What is required
Write out the stretch of material from its start through the line containing "The cable 250 is at (477, 77).", including both ends. Leave the pictures out of your answer.

Extracted records
::::::

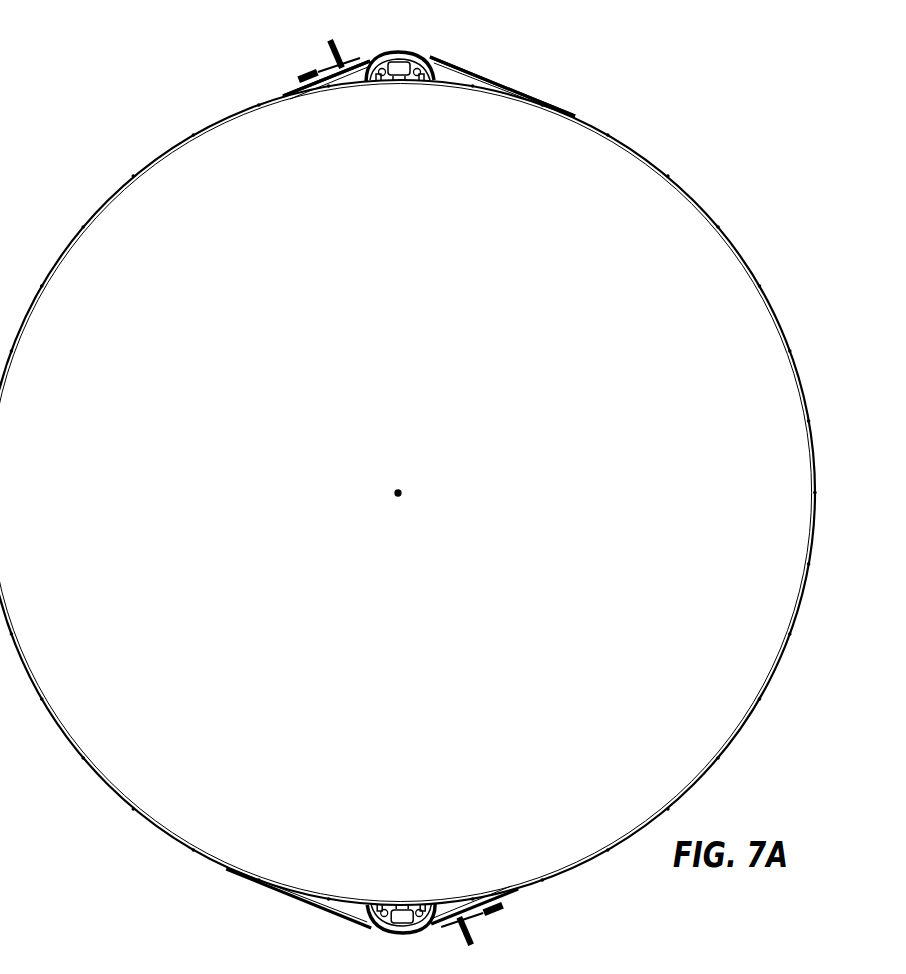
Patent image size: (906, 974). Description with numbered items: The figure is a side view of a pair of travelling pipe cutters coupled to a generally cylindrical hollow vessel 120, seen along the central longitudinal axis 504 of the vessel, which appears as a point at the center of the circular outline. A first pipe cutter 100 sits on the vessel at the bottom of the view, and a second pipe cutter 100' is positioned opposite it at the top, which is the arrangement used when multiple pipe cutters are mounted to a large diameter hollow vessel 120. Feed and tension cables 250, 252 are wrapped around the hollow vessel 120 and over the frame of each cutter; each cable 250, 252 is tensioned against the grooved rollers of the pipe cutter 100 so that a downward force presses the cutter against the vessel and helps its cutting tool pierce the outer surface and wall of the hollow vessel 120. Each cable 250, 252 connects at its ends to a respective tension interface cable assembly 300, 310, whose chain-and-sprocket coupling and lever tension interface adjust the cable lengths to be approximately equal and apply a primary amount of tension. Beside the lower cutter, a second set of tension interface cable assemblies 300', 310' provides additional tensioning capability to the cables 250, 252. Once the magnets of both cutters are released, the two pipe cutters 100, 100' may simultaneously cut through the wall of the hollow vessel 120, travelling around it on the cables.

The hollow vessel 120 is at (707, 768).
The central longitudinal axis 504 is at (400, 488).
The cable 250 is at (477, 77).
The feed cable 252 is at (442, 86).
The pipe cutter 100' is at (444, 56).
The tension interface cable assembly 300 is at (274, 59).
The tension interface cable assembly 310 is at (266, 52).
The pipe cutter 100 is at (372, 904).
The tension interface cable assembly 300' is at (523, 927).
The tension interface cable assembly 310' is at (531, 934).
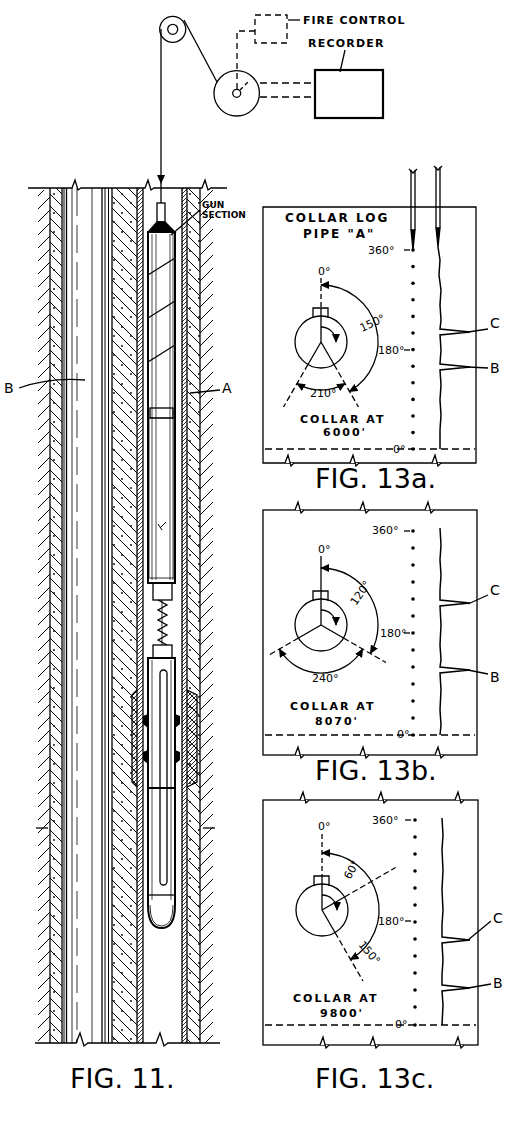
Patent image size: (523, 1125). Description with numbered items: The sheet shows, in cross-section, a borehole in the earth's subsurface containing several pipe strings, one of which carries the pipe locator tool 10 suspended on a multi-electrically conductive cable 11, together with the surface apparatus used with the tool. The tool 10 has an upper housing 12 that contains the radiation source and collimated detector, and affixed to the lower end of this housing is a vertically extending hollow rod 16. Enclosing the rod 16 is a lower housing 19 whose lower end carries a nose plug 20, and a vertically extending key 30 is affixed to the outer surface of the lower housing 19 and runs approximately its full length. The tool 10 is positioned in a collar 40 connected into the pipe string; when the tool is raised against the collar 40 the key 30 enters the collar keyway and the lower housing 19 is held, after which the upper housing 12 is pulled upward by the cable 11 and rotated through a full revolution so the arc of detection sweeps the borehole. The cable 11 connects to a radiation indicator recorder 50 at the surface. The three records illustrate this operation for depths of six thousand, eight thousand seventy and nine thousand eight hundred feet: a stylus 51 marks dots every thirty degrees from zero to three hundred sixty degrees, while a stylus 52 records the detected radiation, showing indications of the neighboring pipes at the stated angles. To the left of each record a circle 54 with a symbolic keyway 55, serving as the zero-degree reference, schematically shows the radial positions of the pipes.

In FIG. 11, the pipe locator tool 10 is at (125, 565).
In FIG. 11, the multi-electrically conductive cable 11 is at (158, 60).
In FIG. 11, the upper housing 12 is at (166, 563).
In FIG. 11, the hollow rod 16 is at (166, 626).
In FIG. 11, the lower housing 19 is at (171, 680).
In FIG. 11, the nose plug 20 is at (166, 912).
In FIG. 11, the key 30 is at (161, 810).
In FIG. 11, the collar 40 is at (190, 732).
In FIG. 11, the radiation indicator recorder 50 is at (358, 100).
In FIG. 13A, the stylus 51 is at (409, 183).
In FIG. 13A, the stylus 52 is at (441, 192).
In FIG. 13A, the circle 54 is at (299, 352).
In FIG. 13B, the circle 54 is at (300, 616).
In FIG. 13C, the circle 54 is at (304, 931).
In FIG. 13A, the symbolic keyway 55 is at (312, 310).
In FIG. 13B, the symbolic keyway 55 is at (314, 594).
In FIG. 13C, the symbolic keyway 55 is at (314, 880).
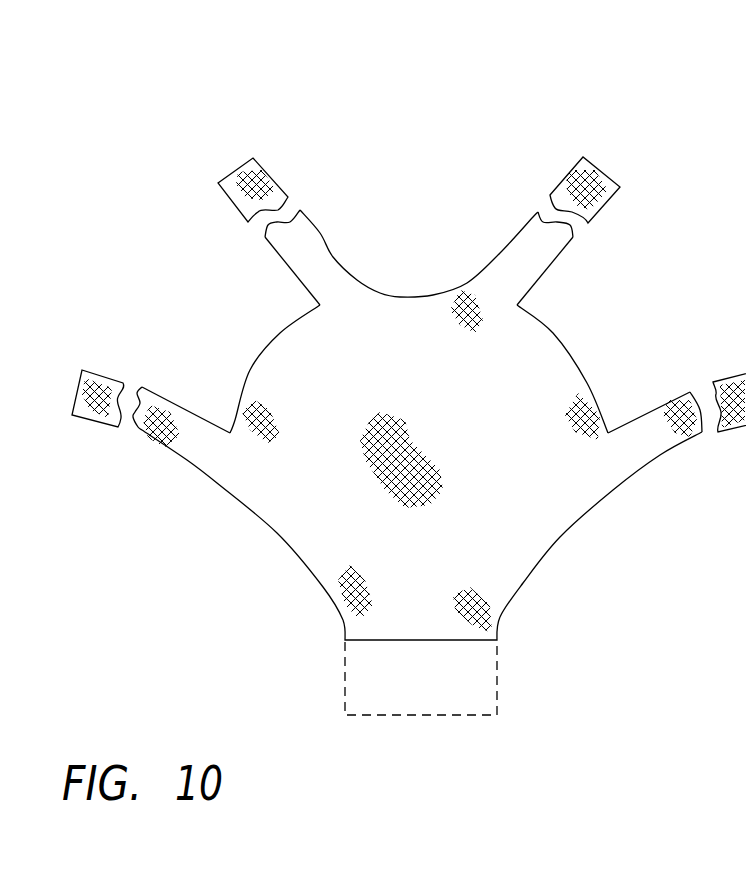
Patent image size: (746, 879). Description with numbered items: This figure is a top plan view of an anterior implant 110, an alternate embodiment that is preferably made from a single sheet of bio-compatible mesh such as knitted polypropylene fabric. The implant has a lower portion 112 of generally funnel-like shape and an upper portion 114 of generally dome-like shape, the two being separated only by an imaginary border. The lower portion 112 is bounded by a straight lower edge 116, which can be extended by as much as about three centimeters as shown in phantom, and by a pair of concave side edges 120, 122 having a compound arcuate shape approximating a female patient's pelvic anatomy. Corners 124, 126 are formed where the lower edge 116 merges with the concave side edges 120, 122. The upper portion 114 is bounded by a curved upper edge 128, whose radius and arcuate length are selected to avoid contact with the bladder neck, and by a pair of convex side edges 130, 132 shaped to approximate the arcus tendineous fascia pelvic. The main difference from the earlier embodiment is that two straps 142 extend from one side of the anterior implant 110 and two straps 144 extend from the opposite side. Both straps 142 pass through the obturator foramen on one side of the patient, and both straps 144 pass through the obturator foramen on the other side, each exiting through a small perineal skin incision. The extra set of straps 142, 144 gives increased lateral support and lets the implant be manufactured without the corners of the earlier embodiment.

The anterior implant 110 is at (323, 133).
The lower portion 112 is at (444, 552).
The upper portion 114 is at (456, 368).
The lower edge 116 is at (398, 642).
The concave side edge 120 is at (277, 533).
The concave side edge 122 is at (560, 537).
The corner 124 is at (347, 642).
The corner 126 is at (500, 640).
The curved upper edge 128 is at (413, 297).
The convex side edge 130 is at (250, 370).
The convex side edge 132 is at (548, 320).
The straps 142 is at (285, 267).
The straps 144 is at (657, 402).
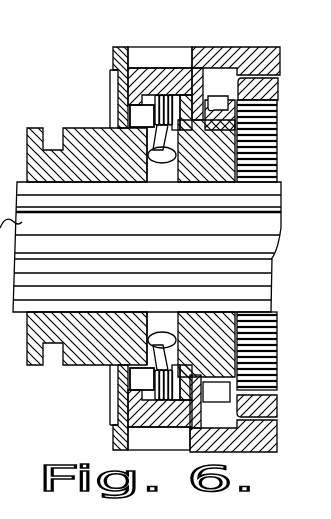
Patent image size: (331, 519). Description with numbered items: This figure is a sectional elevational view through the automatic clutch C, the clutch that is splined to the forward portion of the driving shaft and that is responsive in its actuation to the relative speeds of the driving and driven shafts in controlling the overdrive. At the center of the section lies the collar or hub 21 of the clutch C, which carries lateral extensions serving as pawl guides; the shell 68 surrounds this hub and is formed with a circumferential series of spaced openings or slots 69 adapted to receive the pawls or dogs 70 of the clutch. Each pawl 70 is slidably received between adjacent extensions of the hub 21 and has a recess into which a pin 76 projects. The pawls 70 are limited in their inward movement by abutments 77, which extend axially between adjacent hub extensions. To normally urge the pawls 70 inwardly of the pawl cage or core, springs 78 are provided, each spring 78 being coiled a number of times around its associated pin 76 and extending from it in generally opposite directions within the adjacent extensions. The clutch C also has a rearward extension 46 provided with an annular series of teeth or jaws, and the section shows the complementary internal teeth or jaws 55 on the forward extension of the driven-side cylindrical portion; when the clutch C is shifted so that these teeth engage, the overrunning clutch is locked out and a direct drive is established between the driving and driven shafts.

The collar 21 is at (99, 129).
The rearward extension 46 is at (228, 108).
The internal teeth or jaws 55 is at (258, 176).
The shell 68 is at (118, 438).
The openings or slots 69 is at (149, 52).
The pawls or dogs 70 is at (172, 68).
The pin 76 is at (117, 100).
The abutments 77 is at (178, 165).
The springs 78 is at (156, 165).
The clutch C is at (106, 69).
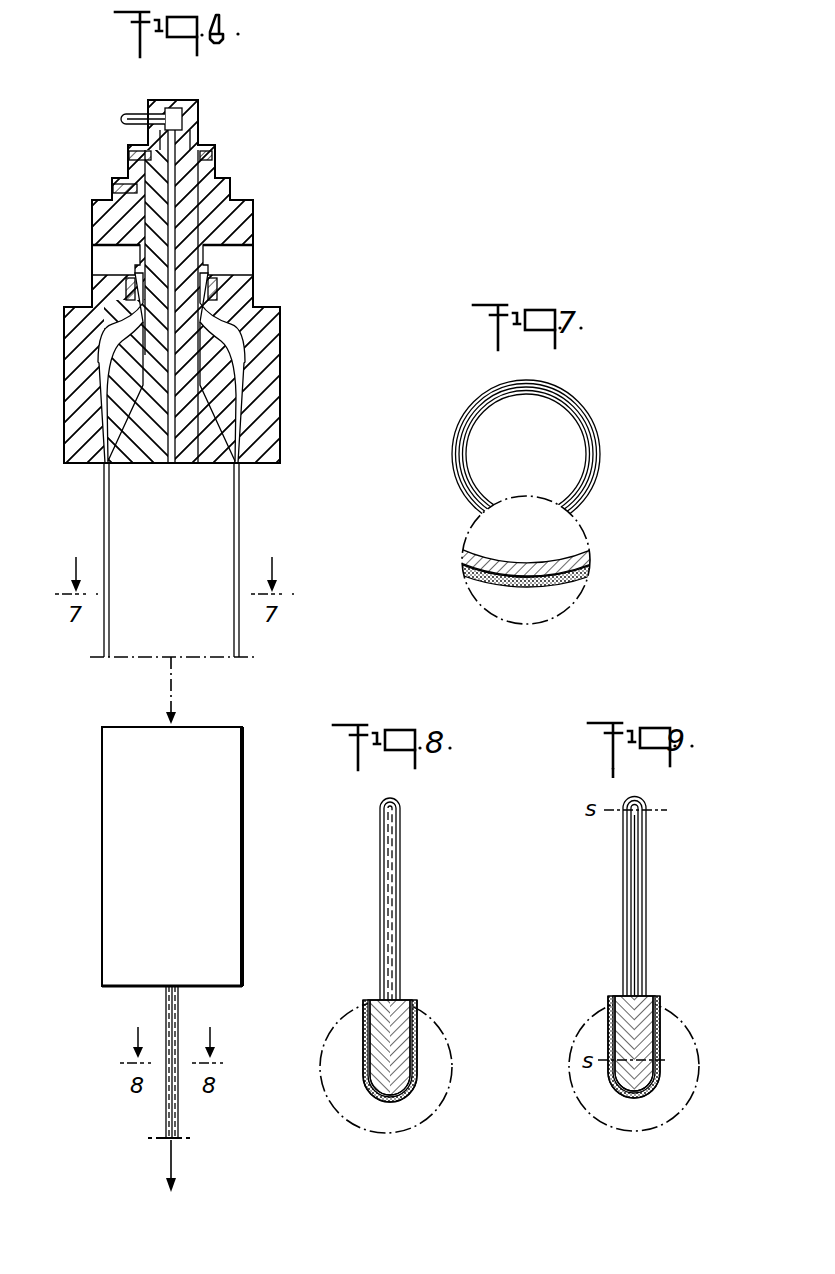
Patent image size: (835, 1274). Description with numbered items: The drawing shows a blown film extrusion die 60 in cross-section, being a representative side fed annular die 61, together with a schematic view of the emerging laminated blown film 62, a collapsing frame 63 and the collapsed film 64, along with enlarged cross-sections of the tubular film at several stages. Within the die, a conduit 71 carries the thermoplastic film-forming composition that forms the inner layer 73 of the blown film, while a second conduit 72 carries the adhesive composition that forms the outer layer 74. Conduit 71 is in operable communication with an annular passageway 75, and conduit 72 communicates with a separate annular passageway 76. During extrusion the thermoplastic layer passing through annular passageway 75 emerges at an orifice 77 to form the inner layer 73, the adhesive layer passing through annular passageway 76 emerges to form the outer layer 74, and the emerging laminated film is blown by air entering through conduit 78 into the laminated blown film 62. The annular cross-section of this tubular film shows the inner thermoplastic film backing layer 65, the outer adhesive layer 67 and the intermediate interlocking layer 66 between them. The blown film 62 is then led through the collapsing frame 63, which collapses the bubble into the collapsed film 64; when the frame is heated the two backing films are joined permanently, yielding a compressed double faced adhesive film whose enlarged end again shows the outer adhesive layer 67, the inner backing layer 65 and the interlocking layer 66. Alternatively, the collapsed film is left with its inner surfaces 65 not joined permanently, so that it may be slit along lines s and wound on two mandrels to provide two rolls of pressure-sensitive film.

In FIG. 6, the blown film extrusion die 60 is at (82, 210).
In FIG. 6, the side fed annular die 61 is at (218, 190).
In FIG. 6, the laminated blown film 62 is at (100, 630).
In FIG. 6, the collapsing frame 63 is at (172, 838).
In FIG. 6, the collapsed film 64 is at (180, 1018).
In FIG. 7, the collapsed film 64 is at (582, 408).
In FIG. 8, the collapsed film 64 is at (408, 862).
In FIG. 9, the collapsed film 64 is at (654, 884).
In FIG. 7, the inner thermoplastic film backing layer 65 is at (506, 566).
In FIG. 8, the inner thermoplastic film backing layer 65 is at (410, 1002).
In FIG. 9, the inner thermoplastic film backing layer 65 is at (662, 998).
In FIG. 7, the intermediate interlocking layer 66 is at (545, 576).
In FIG. 8, the intermediate interlocking layer 66 is at (400, 1040).
In FIG. 9, the intermediate interlocking layer 66 is at (638, 1028).
In FIG. 7, the outer adhesive layer 67 is at (512, 588).
In FIG. 8, the outer adhesive layer 67 is at (418, 1075).
In FIG. 9, the outer adhesive layer 67 is at (660, 1050).
In FIG. 6, the conduit 71 is at (110, 259).
In FIG. 6, the conduit 72 is at (232, 259).
In FIG. 6, the inner layer 73 is at (111, 552).
In FIG. 6, the outer layer 74 is at (102, 503).
In FIG. 6, the annular passageway 75 is at (105, 378).
In FIG. 6, the annular passageway 76 is at (140, 358).
In FIG. 6, the orifice 77 is at (110, 466).
In FIG. 6, the conduit 78 is at (112, 117).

::::::

The response
Patent image size: (906, 974). Description with numbered items: The figure is a side view of a pair of travelling pipe cutters coupled to a generally cylindrical hollow vessel 120, seen along the central longitudinal axis 504 of the vessel, which appears as a point at the center of the circular outline. A first pipe cutter 100 sits on the vessel at the bottom of the view, and a second pipe cutter 100' is positioned opposite it at the top, which is the arrangement used when multiple pipe cutters are mounted to a large diameter hollow vessel 120. Feed and tension cables 250, 252 are wrapped around the hollow vessel 120 and over the frame of each cutter; each cable 250, 252 is tensioned against the grooved rollers of the pipe cutter 100 so that a downward force presses the cutter against the vessel and helps its cutting tool pierce the outer surface and wall of the hollow vessel 120. Each cable 250, 252 connects at its ends to a respective tension interface cable assembly 300, 310, whose chain-and-sprocket coupling and lever tension interface adjust the cable lengths to be approximately equal and apply a primary amount of tension. Beside the lower cutter, a second set of tension interface cable assemblies 300', 310' provides additional tensioning capability to the cables 250, 252. Once the magnets of both cutters are released, the two pipe cutters 100, 100' may simultaneously cut through the wall of the hollow vessel 120, travelling around it on the cables.

The hollow vessel 120 is at (707, 768).
The central longitudinal axis 504 is at (400, 488).
The cable 250 is at (477, 77).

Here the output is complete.